◆ Directions: Copy each line with the word "자본총계" in it.

Extracted data entries

** begin **

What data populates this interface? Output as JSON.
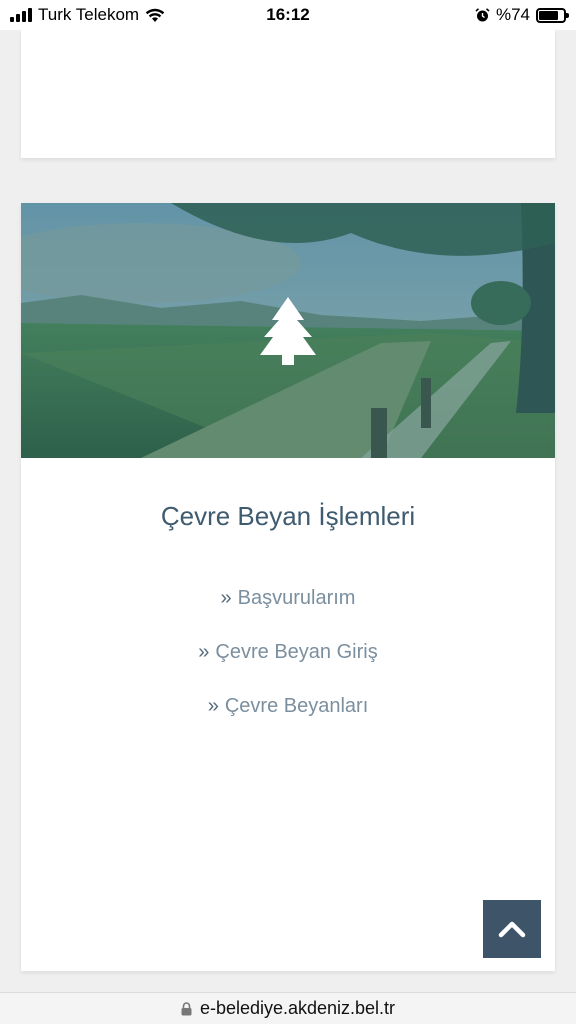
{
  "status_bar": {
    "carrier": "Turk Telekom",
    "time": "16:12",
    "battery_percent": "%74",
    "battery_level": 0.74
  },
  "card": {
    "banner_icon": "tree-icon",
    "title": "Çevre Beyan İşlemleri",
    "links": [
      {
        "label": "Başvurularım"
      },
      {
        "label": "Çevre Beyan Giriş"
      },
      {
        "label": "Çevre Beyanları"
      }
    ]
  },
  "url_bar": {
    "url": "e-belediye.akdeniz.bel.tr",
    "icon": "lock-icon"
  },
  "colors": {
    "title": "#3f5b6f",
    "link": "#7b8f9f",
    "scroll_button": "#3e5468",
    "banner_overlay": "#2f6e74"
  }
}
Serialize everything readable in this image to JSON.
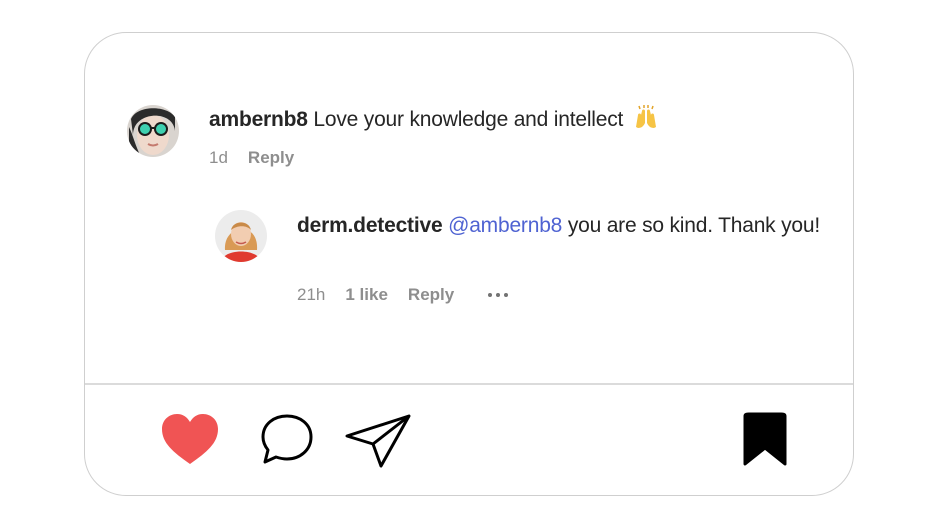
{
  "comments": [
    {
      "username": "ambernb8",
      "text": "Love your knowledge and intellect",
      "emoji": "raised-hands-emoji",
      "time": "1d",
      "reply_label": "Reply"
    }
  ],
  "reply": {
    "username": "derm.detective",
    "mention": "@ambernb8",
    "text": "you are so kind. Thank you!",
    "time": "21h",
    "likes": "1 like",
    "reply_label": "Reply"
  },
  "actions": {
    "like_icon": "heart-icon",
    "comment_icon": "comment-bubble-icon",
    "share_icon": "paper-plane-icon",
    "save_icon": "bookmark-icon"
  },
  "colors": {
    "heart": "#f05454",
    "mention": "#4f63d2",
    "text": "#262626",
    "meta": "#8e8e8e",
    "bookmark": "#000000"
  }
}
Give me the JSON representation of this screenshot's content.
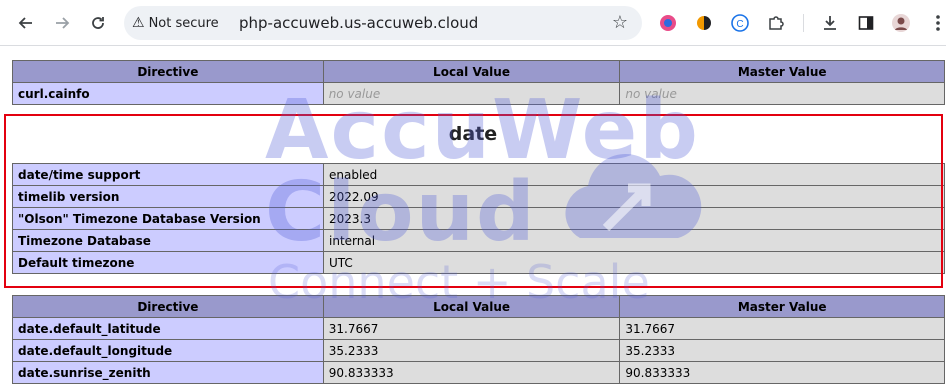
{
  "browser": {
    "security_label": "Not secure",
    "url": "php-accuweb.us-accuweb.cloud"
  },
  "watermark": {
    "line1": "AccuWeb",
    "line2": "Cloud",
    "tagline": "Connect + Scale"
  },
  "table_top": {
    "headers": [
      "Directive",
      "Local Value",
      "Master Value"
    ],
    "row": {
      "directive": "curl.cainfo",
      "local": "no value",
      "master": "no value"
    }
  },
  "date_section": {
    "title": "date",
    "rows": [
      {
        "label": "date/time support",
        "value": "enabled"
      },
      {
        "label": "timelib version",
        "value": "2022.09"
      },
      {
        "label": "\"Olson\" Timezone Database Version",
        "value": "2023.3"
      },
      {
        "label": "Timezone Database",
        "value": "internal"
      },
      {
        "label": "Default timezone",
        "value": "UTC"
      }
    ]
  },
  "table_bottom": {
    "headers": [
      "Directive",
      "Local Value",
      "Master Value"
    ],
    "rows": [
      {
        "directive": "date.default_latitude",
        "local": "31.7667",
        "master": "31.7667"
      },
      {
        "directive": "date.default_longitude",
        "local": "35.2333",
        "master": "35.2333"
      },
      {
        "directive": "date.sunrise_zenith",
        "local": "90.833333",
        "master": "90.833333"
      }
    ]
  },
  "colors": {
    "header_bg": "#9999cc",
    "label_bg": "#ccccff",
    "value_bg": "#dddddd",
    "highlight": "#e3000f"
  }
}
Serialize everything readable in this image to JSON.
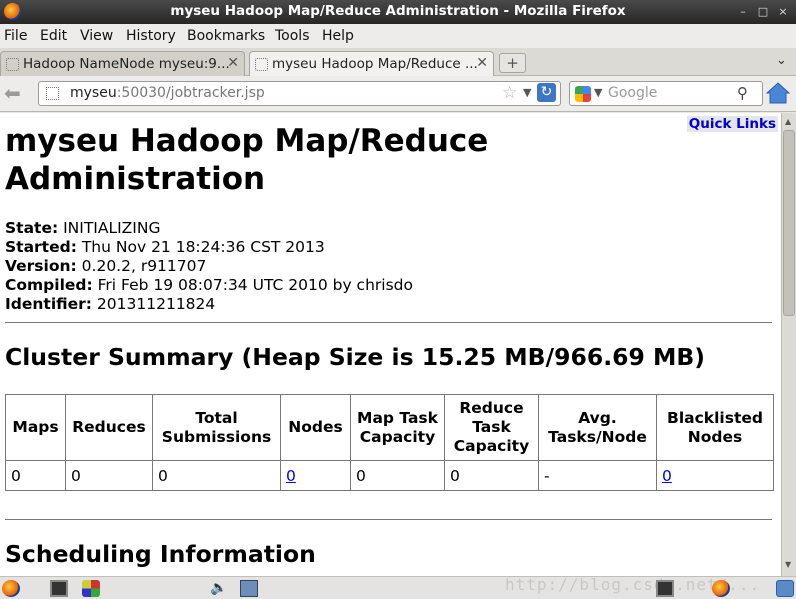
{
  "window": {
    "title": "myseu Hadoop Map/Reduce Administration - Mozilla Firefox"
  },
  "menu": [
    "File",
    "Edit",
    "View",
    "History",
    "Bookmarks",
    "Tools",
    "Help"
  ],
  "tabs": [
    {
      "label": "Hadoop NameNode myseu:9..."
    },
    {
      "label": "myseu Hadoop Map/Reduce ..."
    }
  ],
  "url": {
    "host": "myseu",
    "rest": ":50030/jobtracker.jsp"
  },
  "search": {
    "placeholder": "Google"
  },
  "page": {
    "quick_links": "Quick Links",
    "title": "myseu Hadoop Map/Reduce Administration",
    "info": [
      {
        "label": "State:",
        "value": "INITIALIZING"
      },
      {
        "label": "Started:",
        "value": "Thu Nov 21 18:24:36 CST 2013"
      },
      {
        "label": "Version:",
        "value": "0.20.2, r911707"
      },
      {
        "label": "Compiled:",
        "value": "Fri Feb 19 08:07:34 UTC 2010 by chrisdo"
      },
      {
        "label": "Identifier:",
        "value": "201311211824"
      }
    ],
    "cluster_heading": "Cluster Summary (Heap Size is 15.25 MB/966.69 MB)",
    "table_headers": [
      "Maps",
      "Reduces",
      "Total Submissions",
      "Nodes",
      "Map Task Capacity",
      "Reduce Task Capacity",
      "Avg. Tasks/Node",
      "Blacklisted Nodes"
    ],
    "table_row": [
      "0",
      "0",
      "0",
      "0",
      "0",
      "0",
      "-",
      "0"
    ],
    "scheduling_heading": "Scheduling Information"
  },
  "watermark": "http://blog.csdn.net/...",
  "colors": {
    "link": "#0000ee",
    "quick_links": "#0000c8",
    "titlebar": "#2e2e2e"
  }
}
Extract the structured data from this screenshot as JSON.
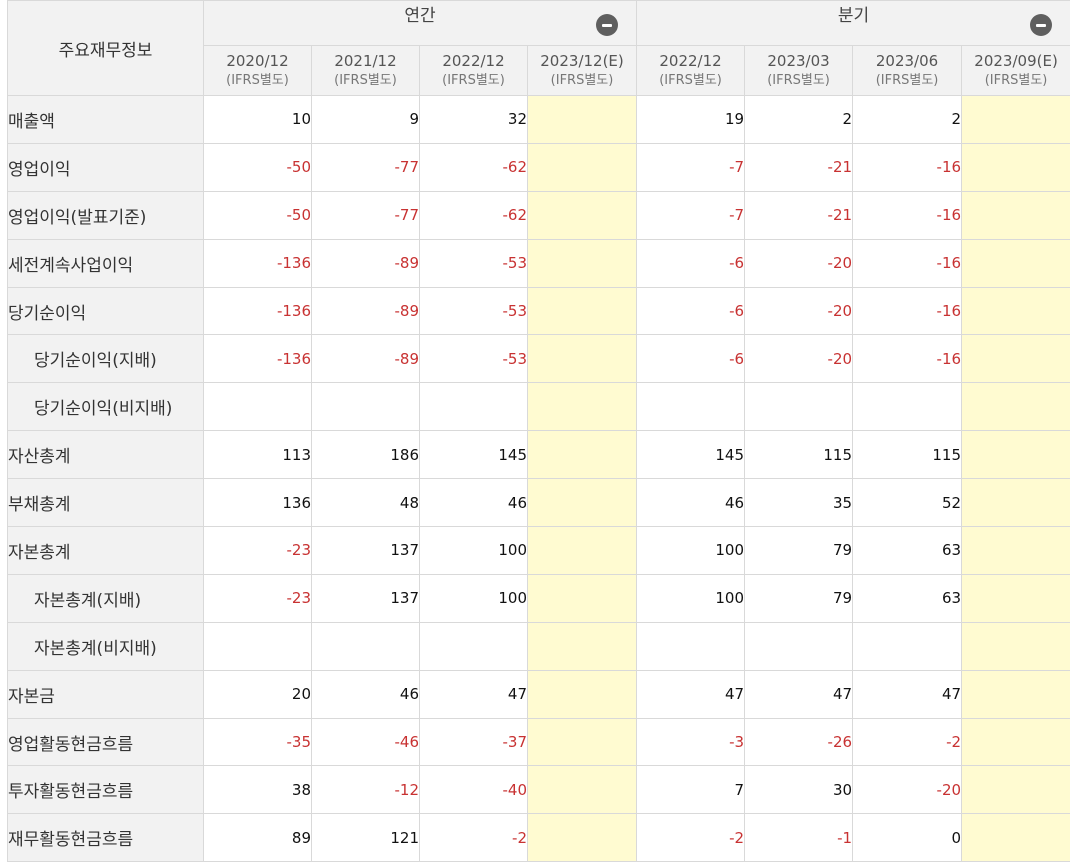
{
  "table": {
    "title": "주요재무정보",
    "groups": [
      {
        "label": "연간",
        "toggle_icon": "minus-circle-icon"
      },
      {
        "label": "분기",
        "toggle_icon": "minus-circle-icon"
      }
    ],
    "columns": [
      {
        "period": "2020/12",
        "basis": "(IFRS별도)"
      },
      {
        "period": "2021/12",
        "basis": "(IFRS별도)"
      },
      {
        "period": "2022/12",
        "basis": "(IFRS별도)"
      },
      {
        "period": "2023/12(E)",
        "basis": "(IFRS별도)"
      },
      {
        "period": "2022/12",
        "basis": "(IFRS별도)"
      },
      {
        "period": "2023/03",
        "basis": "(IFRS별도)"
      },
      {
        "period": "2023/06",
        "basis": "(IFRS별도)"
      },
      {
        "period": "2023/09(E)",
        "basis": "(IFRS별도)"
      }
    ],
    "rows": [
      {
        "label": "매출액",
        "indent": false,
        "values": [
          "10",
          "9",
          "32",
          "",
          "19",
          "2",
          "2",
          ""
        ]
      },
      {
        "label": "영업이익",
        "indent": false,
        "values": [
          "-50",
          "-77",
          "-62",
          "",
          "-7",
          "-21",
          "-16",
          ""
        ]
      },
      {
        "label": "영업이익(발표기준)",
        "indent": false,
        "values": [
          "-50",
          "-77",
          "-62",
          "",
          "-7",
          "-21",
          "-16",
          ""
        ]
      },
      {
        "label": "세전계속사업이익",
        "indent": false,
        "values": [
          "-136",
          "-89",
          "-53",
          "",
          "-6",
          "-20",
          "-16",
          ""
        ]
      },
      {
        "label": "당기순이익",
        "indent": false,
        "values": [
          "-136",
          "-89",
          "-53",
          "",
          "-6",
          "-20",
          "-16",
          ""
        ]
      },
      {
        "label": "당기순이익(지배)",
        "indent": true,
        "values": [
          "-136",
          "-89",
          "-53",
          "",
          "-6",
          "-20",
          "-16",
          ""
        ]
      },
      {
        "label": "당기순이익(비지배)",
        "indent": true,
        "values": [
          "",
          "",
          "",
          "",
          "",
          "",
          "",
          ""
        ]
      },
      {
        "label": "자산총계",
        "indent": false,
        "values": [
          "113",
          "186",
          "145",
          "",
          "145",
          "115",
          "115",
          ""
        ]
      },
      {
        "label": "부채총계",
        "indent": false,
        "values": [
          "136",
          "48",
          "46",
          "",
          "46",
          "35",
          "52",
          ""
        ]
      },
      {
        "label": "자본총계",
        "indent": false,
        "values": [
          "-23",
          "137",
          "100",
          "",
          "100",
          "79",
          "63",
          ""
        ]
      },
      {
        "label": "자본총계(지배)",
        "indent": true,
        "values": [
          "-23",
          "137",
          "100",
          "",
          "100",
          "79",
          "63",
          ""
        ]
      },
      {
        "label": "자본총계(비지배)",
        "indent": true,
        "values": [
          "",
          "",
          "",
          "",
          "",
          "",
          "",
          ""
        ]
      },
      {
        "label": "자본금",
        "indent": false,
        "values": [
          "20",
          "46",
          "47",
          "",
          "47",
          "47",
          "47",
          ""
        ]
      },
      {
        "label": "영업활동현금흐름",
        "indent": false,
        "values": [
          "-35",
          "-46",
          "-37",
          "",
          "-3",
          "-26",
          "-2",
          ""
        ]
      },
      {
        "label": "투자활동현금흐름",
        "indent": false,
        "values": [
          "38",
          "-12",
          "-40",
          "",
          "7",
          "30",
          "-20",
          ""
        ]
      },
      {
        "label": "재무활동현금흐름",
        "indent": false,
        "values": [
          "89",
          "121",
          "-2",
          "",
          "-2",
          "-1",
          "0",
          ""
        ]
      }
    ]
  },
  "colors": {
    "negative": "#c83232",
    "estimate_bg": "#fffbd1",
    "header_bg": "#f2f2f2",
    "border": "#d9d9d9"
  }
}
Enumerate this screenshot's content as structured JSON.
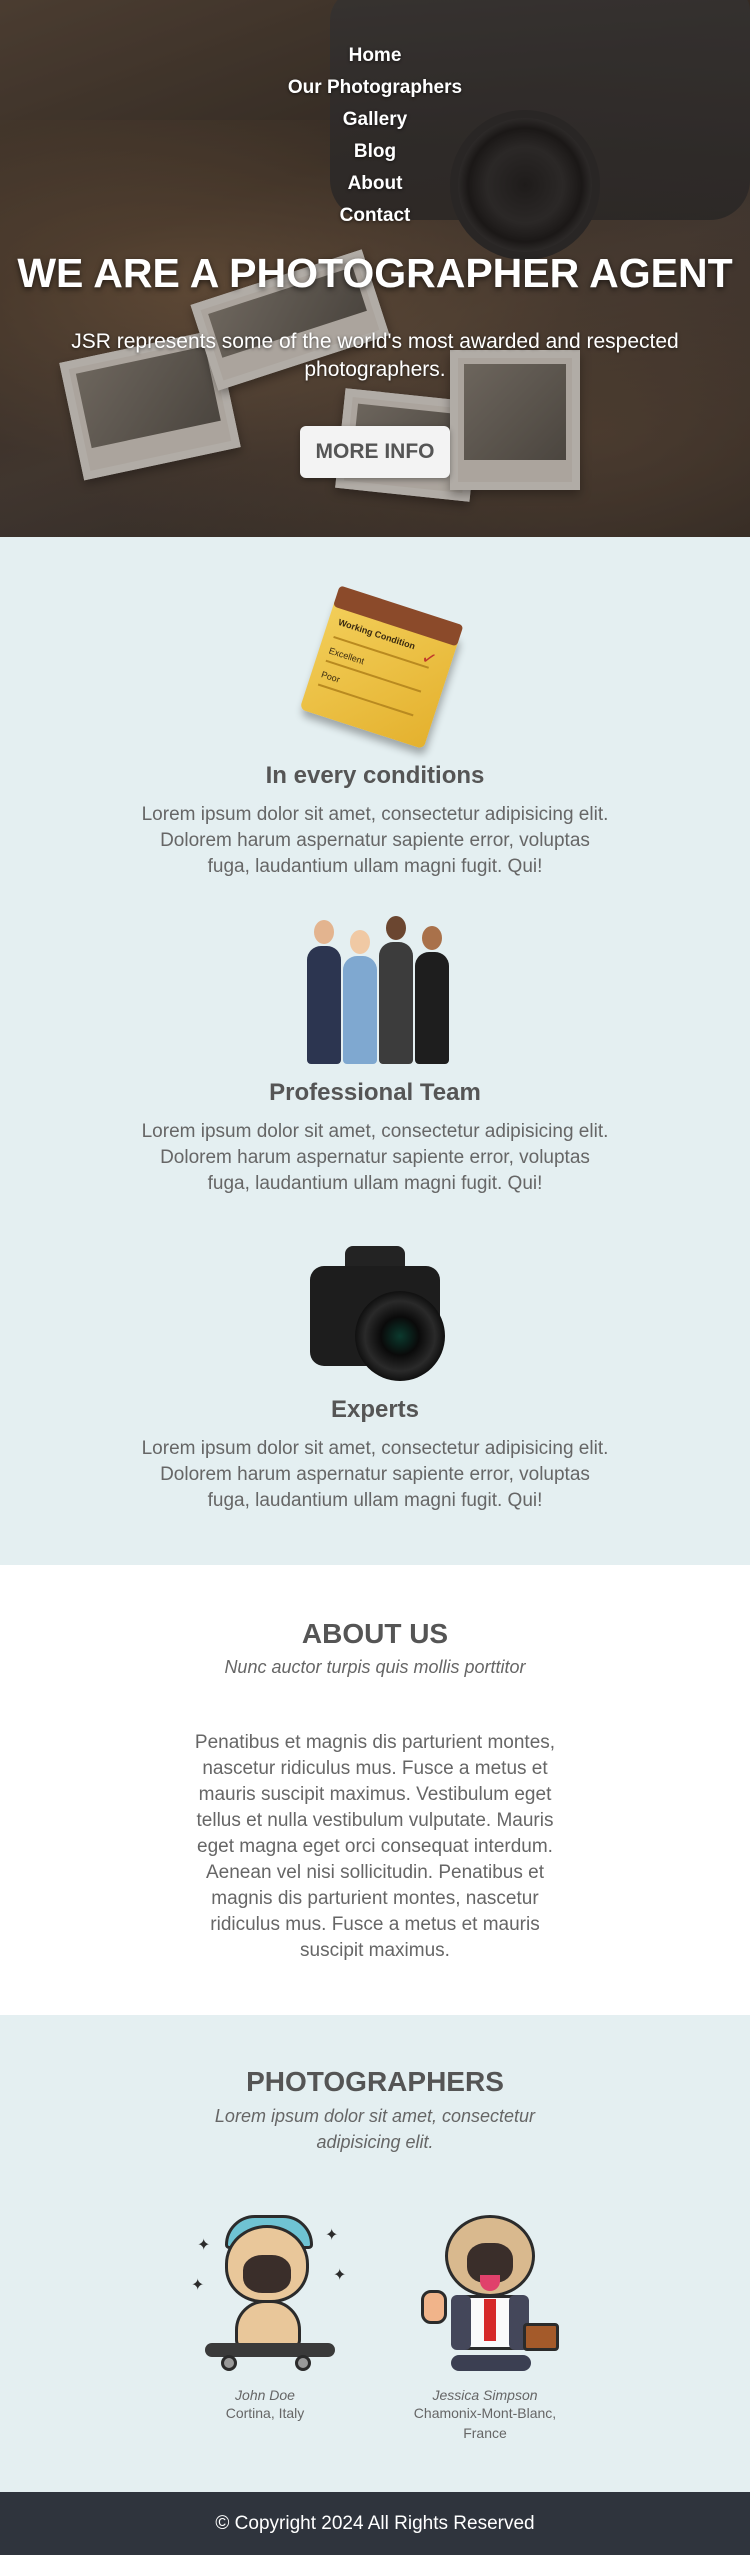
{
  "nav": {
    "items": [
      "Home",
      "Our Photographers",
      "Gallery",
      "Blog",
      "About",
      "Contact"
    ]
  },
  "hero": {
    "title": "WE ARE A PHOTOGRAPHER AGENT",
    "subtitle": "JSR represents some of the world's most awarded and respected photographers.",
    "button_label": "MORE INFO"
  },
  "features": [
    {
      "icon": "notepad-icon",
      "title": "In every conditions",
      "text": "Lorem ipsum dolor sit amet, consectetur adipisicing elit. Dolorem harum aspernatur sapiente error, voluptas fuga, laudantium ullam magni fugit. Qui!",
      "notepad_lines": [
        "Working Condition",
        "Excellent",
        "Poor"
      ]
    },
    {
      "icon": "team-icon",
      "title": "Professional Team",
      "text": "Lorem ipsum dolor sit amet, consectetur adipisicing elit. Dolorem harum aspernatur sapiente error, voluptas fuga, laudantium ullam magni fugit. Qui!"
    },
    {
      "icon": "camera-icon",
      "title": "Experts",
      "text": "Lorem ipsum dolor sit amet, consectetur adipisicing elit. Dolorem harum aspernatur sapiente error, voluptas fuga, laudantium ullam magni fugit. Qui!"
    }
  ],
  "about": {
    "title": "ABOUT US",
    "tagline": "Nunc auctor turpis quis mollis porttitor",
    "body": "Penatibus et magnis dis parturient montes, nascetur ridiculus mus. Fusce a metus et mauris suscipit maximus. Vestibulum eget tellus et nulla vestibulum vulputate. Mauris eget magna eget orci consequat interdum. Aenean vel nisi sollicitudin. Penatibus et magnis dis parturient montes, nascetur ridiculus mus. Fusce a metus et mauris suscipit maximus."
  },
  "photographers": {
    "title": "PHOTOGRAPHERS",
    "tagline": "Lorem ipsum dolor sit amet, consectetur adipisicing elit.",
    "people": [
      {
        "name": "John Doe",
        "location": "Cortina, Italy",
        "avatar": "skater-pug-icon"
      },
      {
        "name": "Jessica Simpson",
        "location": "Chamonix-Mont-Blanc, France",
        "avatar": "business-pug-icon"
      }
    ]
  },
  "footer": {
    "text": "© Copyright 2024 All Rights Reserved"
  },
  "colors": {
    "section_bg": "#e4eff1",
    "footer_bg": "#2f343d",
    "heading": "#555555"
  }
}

** end **

◆ Response:
        "label": "자본총계",
        "label": "자본총계(지배)",
        "label": "자본총계(비지배)",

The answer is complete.